• Extrait choisi
Le ruban est tendu entre les deux aimants.
(Photo C. Gendre)Troisième remarque :
On ne voit pas bien comment des piles pourraient améliorer les performances d'un micro électrodynamique et créer un effet "anti-parasite" (mais quels parasites...?). Elles feraient plutôt
l'inverse.*****
Une bande magnétique à petits grains gloutons...
On lit parfois de drôles de choses au sujet de l'enregistrement magnétique. Et la croyance selon laquelle des "grains" placés sur
la bande "s'orienteraient" suivant la modulation n'est pas près
de s'éteindre puisqu'on retrouve parfois cette bonne histoire
dans des écrits dont la date de parution n'est pas le premier avril.
J'ai même lu que l'on doit orienter au préalable les grains métalliques
pour qu'une bande donne de bons résultats. Ce qui n'est pas faux.
Mais il n'aurait pas fallu ajouter : c'est la
polarisation haute-fréquence.Tout d'abord, il n'y a pas de "grains" sur une bande magnétique.
La couche est formée de cristaux aciculaires (en aiguilles) d'une
dimension inférieure au micron (environ 0,8 micron vers 1960
et même actuellement 0,2 à 0,3 micron de longueur).

• Problèmes à résoudre
A - D'après l'extrait sur l'enregistrement magnétique, de quoi la couche d'une bande magnétique est-elle formée ?
B - Mettez à jour l'extrait sur l'enregistrement magnétique entre « La couche est » et « micron de longueur). », bornes comprises, en remplaçant « cristaux » par « particules ».
C - Poursuivez l'extrait sur l'enregistrement magnétique après sa dernière phrase.

• Lignes de données

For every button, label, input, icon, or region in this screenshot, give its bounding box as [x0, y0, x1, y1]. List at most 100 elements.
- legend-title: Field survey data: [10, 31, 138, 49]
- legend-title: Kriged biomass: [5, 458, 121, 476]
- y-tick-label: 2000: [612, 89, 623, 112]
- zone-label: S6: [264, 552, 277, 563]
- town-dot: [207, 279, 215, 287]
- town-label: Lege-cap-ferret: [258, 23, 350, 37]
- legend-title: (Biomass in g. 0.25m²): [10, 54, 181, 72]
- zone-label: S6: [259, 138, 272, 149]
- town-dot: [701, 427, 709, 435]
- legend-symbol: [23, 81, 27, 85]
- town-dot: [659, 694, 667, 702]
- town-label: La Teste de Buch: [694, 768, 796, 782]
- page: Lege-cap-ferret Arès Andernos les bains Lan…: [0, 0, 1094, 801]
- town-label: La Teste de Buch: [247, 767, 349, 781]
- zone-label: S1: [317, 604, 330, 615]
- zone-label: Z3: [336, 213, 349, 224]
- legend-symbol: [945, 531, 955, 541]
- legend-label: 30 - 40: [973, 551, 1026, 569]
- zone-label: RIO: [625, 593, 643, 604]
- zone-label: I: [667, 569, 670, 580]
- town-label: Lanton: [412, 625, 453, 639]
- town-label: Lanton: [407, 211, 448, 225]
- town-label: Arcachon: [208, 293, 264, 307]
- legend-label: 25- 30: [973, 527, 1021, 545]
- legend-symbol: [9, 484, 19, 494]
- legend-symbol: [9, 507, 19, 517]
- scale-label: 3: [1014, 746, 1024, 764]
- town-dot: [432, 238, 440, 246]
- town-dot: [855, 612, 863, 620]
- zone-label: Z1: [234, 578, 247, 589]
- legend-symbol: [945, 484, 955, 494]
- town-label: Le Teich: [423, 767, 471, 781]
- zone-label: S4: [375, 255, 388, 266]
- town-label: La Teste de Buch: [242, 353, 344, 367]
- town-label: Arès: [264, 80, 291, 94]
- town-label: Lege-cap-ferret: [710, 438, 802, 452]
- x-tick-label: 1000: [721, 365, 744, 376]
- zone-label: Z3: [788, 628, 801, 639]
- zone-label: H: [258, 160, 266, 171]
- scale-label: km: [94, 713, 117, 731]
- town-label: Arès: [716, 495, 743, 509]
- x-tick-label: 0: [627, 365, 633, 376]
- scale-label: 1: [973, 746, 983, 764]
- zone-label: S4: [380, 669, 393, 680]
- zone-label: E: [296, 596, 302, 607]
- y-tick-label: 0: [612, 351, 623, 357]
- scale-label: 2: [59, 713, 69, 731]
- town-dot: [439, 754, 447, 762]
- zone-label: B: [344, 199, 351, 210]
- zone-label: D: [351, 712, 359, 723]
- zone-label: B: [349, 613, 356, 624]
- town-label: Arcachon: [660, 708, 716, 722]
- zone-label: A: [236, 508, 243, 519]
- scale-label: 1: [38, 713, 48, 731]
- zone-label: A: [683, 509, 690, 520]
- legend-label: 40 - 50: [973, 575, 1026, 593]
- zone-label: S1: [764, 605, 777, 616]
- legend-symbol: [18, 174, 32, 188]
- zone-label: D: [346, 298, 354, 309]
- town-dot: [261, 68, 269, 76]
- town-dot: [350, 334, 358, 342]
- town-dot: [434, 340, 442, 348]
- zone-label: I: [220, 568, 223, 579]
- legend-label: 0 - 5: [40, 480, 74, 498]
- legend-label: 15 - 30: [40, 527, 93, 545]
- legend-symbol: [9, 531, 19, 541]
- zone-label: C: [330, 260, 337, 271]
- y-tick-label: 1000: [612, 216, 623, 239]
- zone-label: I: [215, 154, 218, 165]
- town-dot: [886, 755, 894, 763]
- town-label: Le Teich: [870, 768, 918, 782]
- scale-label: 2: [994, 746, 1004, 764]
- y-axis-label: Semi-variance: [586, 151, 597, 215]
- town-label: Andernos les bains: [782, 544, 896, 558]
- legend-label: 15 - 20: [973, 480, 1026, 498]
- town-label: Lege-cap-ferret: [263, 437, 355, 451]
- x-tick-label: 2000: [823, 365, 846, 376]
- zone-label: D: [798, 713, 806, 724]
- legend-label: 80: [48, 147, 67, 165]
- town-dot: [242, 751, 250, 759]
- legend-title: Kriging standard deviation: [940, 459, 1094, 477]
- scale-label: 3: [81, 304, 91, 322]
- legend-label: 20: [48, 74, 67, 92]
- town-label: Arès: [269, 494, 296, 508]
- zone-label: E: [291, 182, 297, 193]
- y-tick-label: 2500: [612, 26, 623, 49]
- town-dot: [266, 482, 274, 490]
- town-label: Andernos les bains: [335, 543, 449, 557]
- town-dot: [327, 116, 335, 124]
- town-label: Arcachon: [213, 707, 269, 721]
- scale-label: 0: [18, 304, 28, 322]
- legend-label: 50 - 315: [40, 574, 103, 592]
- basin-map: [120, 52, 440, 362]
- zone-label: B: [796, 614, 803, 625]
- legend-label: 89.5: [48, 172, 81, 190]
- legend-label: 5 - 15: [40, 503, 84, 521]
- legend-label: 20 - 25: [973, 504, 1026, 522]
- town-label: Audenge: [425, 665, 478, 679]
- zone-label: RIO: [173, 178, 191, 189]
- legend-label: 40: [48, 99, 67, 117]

• Réponses par consigne
A - De cristaux aciculaires (en aiguilles) d'une dimension inférieure au micron.

B -
La couche est formée de particules aciculaires (en aiguilles) d'une
dimension inférieure au micron (environ 0,8 micron vers 1960
et même actuellement 0,2 à 0,3 micron de longueur).

C -
Ces cristaux, mélangés à un "liant", sont effectivement "orientés"
au moment du couchage puisque la bande passe dans l'entrefer
d'un électro-aimant puissant afin que les aiguilles se placent
toutes les unes à côté des autres dans le même sens
(horizontal pour les bandes audio destinées
aux magnétophones à tête fixe).
Mais cela n'a rien à voir avec la polarisation.
On augmente ainsi la densité de la couche pour améliorer le niveau
et le rapport signal/bruit de fond (bandes high output et low-noise).
Au moment de cette orientation, le mélange
"liant + cristaux" est encore visqueux. Immédiatement après, la bande est séchée, le liant volatil s'évapore (il est récupéré) et les cristaux
restent collés définitivement au support (anciennement en acétate
de cellulose ou en polyvinyle, aujourd'hui en polyester ou en mylar).
Quand la bande magnétique est enregistrée sur un appareil, la tête magnétique aimante la couche d'oxyde et c'est cette aimantation
qui sera détectée par la tête de lecture pour la reproduction.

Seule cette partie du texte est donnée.